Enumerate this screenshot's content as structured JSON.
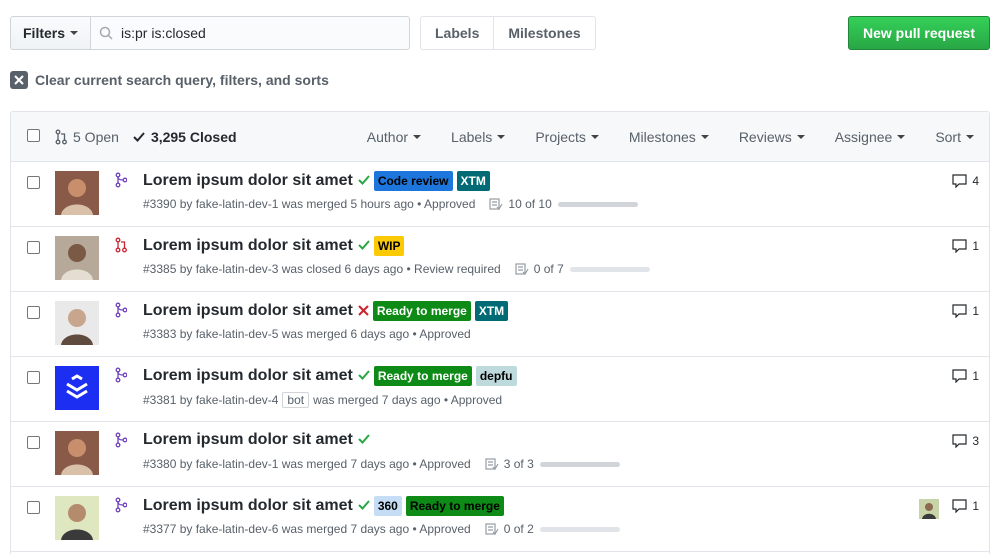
{
  "toolbar": {
    "filters_label": "Filters",
    "search_value": "is:pr is:closed",
    "labels_label": "Labels",
    "milestones_label": "Milestones",
    "new_pr_label": "New pull request"
  },
  "clear_query_text": "Clear current search query, filters, and sorts",
  "header": {
    "open_label": "5 Open",
    "closed_label": "3,295 Closed",
    "menus": [
      "Author",
      "Labels",
      "Projects",
      "Milestones",
      "Reviews",
      "Assignee",
      "Sort"
    ]
  },
  "prs": [
    {
      "title": "Lorem ipsum dolor sit amet",
      "status": "success",
      "state": "merged",
      "labels": [
        {
          "text": "Code review",
          "bg": "#1d76db",
          "fg": "#000000"
        },
        {
          "text": "XTM",
          "bg": "#006b75",
          "fg": "#ffffff"
        }
      ],
      "meta": "#3390 by fake-latin-dev-1 was merged 5 hours ago • Approved",
      "tasks": "10 of 10",
      "task_fraction": 1.0,
      "comments": "4",
      "avatar": "photo-1"
    },
    {
      "title": "Lorem ipsum dolor sit amet",
      "status": "success",
      "state": "closed",
      "labels": [
        {
          "text": "WIP",
          "bg": "#fbca04",
          "fg": "#000000"
        }
      ],
      "meta": "#3385 by fake-latin-dev-3 was closed 6 days ago • Review required",
      "tasks": "0 of 7",
      "task_fraction": 0,
      "comments": "1",
      "avatar": "photo-2"
    },
    {
      "title": "Lorem ipsum dolor sit amet",
      "status": "failure",
      "state": "merged",
      "labels": [
        {
          "text": "Ready to merge",
          "bg": "#0e8a16",
          "fg": "#ffffff"
        },
        {
          "text": "XTM",
          "bg": "#006b75",
          "fg": "#ffffff"
        }
      ],
      "meta": "#3383 by fake-latin-dev-5 was merged 6 days ago • Approved",
      "tasks": "",
      "comments": "1",
      "avatar": "photo-3"
    },
    {
      "title": "Lorem ipsum dolor sit amet",
      "status": "success",
      "state": "merged",
      "labels": [
        {
          "text": "Ready to merge",
          "bg": "#0e8a16",
          "fg": "#ffffff"
        },
        {
          "text": "depfu",
          "bg": "#bfdadc",
          "fg": "#000000"
        }
      ],
      "meta_pre": "#3381 by fake-latin-dev-4",
      "bot": "bot",
      "meta_post": "was merged 7 days ago • Approved",
      "tasks": "",
      "comments": "1",
      "avatar": "depfu-logo"
    },
    {
      "title": "Lorem ipsum dolor sit amet",
      "status": "success",
      "state": "merged",
      "labels": [],
      "meta": "#3380 by fake-latin-dev-1 was merged 7 days ago • Approved",
      "tasks": "3 of 3",
      "task_fraction": 1.0,
      "comments": "3",
      "avatar": "photo-1"
    },
    {
      "title": "Lorem ipsum dolor sit amet",
      "status": "success",
      "state": "merged",
      "labels": [
        {
          "text": "360",
          "bg": "#c5def5",
          "fg": "#000000"
        },
        {
          "text": "Ready to merge",
          "bg": "#0e8a16",
          "fg": "#000000"
        }
      ],
      "meta": "#3377 by fake-latin-dev-6 was merged 7 days ago • Approved",
      "tasks": "0 of 2",
      "task_fraction": 0,
      "comments": "1",
      "avatar": "photo-4",
      "has_assignee": true
    }
  ]
}
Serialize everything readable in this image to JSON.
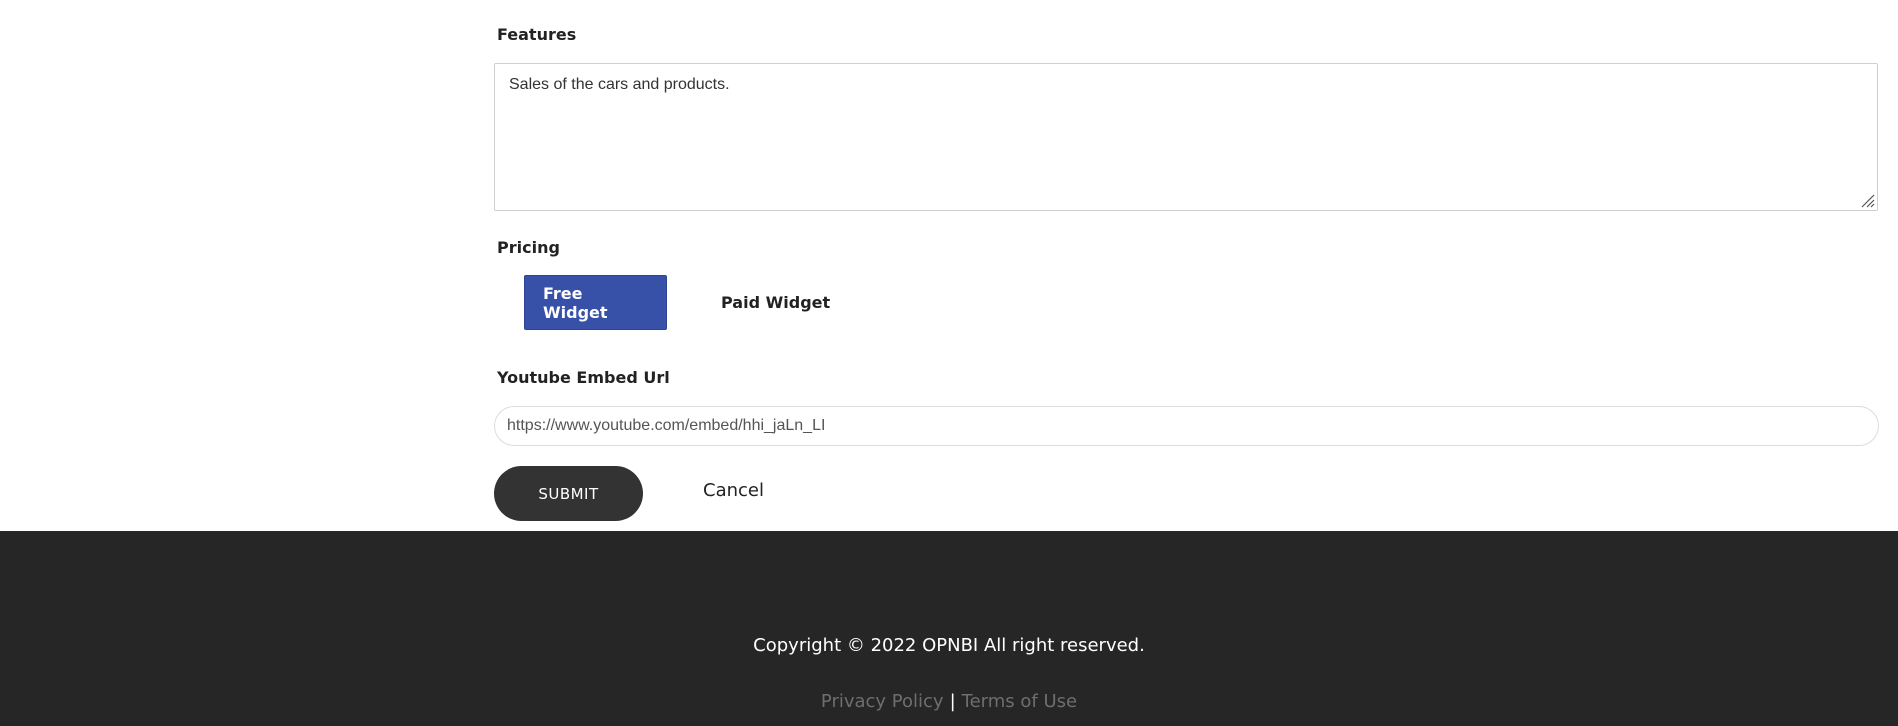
{
  "form": {
    "features": {
      "label": "Features",
      "value": "Sales of the cars and products."
    },
    "pricing": {
      "label": "Pricing",
      "options": [
        {
          "label": "Free Widget",
          "selected": true
        },
        {
          "label": "Paid Widget",
          "selected": false
        }
      ]
    },
    "youtube": {
      "label": "Youtube Embed Url",
      "value": "https://www.youtube.com/embed/hhi_jaLn_LI"
    },
    "submit_label": "SUBMIT",
    "cancel_label": "Cancel"
  },
  "footer": {
    "copyright": "Copyright © 2022 OPNBI All right reserved.",
    "links": {
      "privacy": "Privacy Policy",
      "separator": "|",
      "terms": "Terms of Use"
    }
  },
  "colors": {
    "accent": "#3751a8",
    "submit_bg": "#333333",
    "footer_bg": "#262626",
    "footer_link": "#6e6e6e"
  }
}
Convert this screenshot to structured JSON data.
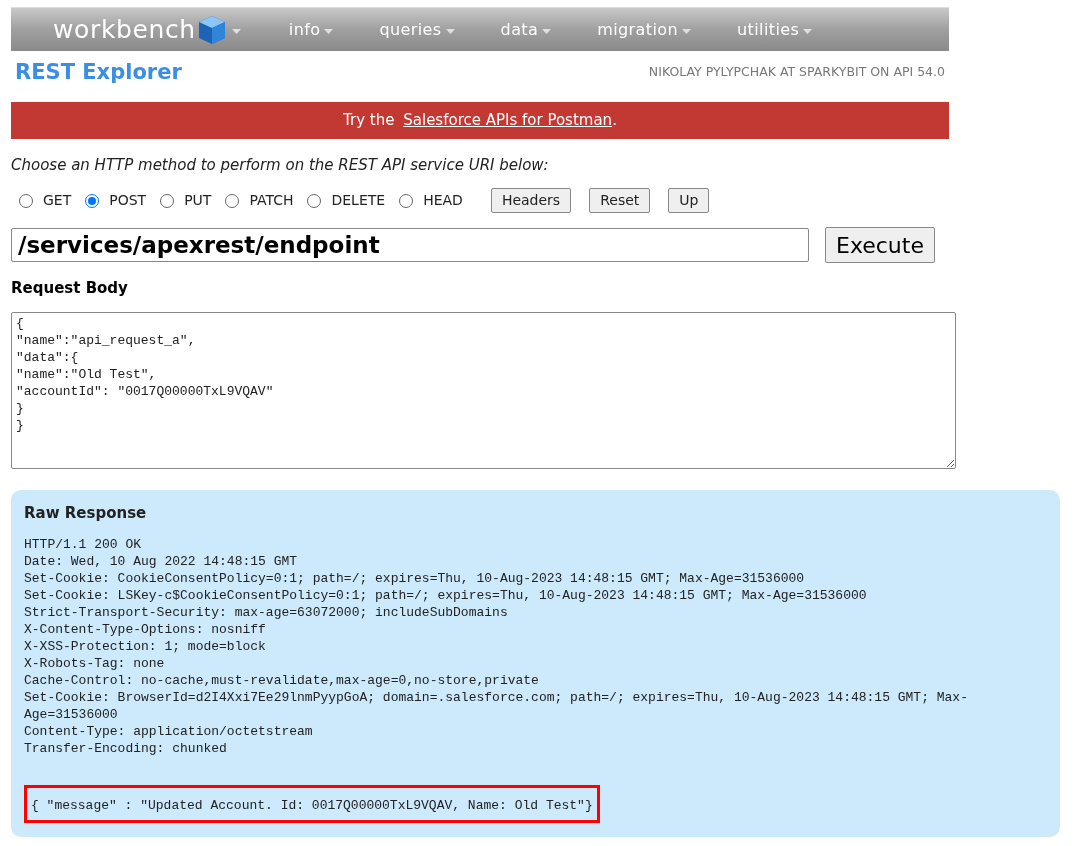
{
  "navbar": {
    "logo": "workbench",
    "menus": [
      "info",
      "queries",
      "data",
      "migration",
      "utilities"
    ]
  },
  "page_title": "REST Explorer",
  "user_info": "NIKOLAY PYLYPCHAK AT SPARKYBIT ON API 54.0",
  "banner": {
    "prefix": "Try the ",
    "link": "Salesforce APIs for Postman",
    "suffix": "."
  },
  "instruction": "Choose an HTTP method to perform on the REST API service URI below:",
  "methods": [
    {
      "label": "GET",
      "selected": false
    },
    {
      "label": "POST",
      "selected": true
    },
    {
      "label": "PUT",
      "selected": false
    },
    {
      "label": "PATCH",
      "selected": false
    },
    {
      "label": "DELETE",
      "selected": false
    },
    {
      "label": "HEAD",
      "selected": false
    }
  ],
  "method_buttons": [
    "Headers",
    "Reset",
    "Up"
  ],
  "uri": "/services/apexrest/endpoint",
  "execute_button": "Execute",
  "request_body": {
    "label": "Request Body",
    "value": "{\n\"name\":\"api_request_a\",\n\"data\":{\n\"name\":\"Old Test\",\n\"accountId\": \"0017Q00000TxL9VQAV\"\n}\n}"
  },
  "response": {
    "title": "Raw Response",
    "headers": [
      "HTTP/1.1 200 OK",
      "Date: Wed, 10 Aug 2022 14:48:15 GMT",
      "Set-Cookie: CookieConsentPolicy=0:1; path=/; expires=Thu, 10-Aug-2023 14:48:15 GMT; Max-Age=31536000",
      "Set-Cookie: LSKey-c$CookieConsentPolicy=0:1; path=/; expires=Thu, 10-Aug-2023 14:48:15 GMT; Max-Age=31536000",
      "Strict-Transport-Security: max-age=63072000; includeSubDomains",
      "X-Content-Type-Options: nosniff",
      "X-XSS-Protection: 1; mode=block",
      "X-Robots-Tag: none",
      "Cache-Control: no-cache,must-revalidate,max-age=0,no-store,private",
      "Set-Cookie: BrowserId=d2I4Xxi7Ee29lnmPyypGoA; domain=.salesforce.com; path=/; expires=Thu, 10-Aug-2023 14:48:15 GMT; Max-Age=31536000",
      "Content-Type: application/octetstream",
      "Transfer-Encoding: chunked"
    ],
    "body": "{ \"message\" : \"Updated Account. Id: 0017Q00000TxL9VQAV, Name: Old Test\"}"
  }
}
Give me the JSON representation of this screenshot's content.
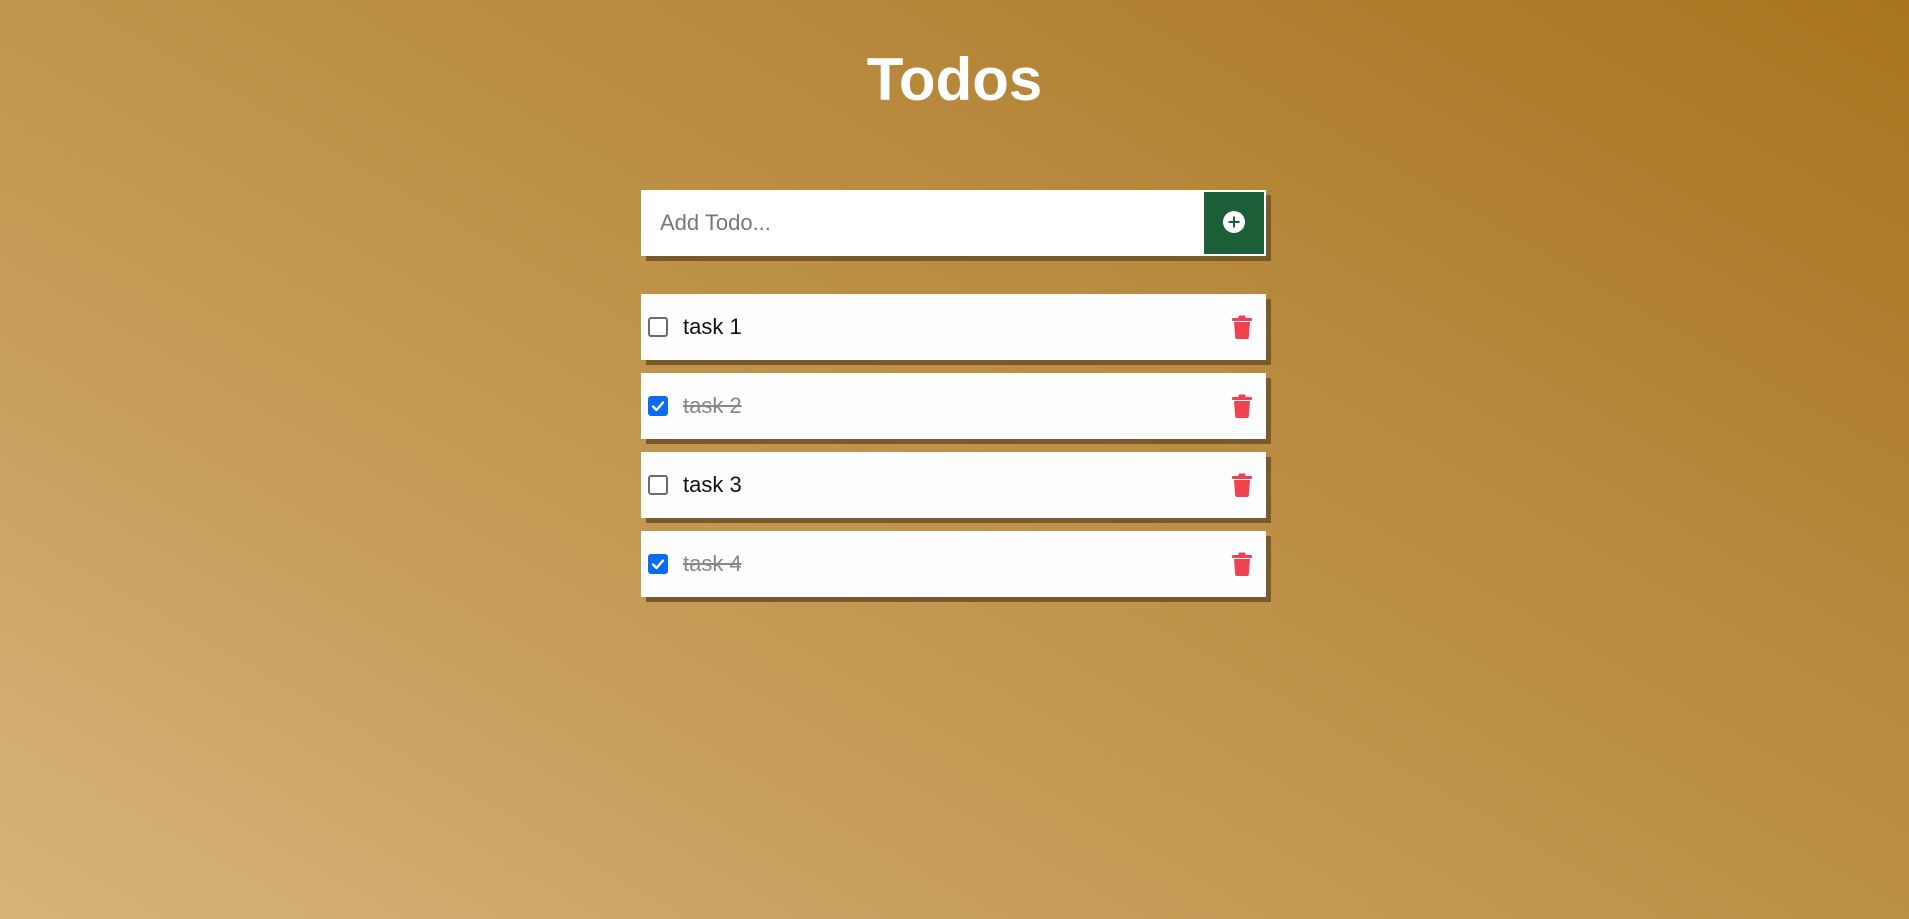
{
  "page": {
    "title": "Todos"
  },
  "form": {
    "placeholder": "Add Todo...",
    "value": "",
    "add_icon": "plus-circle-icon"
  },
  "todos": [
    {
      "text": "task 1",
      "completed": false
    },
    {
      "text": "task 2",
      "completed": true
    },
    {
      "text": "task 3",
      "completed": false
    },
    {
      "text": "task 4",
      "completed": true
    }
  ],
  "colors": {
    "add_button": "#1b5e38",
    "delete_icon": "#f0414f",
    "checkbox_checked": "#0a6cf2",
    "title": "#ffffff"
  }
}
- - -
> OBJECTIVE:
Repeat only the lines from the line with "Give me the" to the end of the entries, including both the first and the last line, and drop every picture.

> TASK ANSWER:
Give me the JSON representation of this screenshot's content.
{
  "page": {
    "title": "Todos"
  },
  "form": {
    "placeholder": "Add Todo...",
    "value": "",
    "add_icon": "plus-circle-icon"
  },
  "todos": [
    {
      "text": "task 1",
      "completed": false
    },
    {
      "text": "task 2",
      "completed": true
    },
    {
      "text": "task 3",
      "completed": false
    },
    {
      "text": "task 4",
      "completed": true
    }
  ],
  "colors": {
    "add_button": "#1b5e38",
    "delete_icon": "#f0414f",
    "checkbox_checked": "#0a6cf2",
    "title": "#ffffff"
  }
}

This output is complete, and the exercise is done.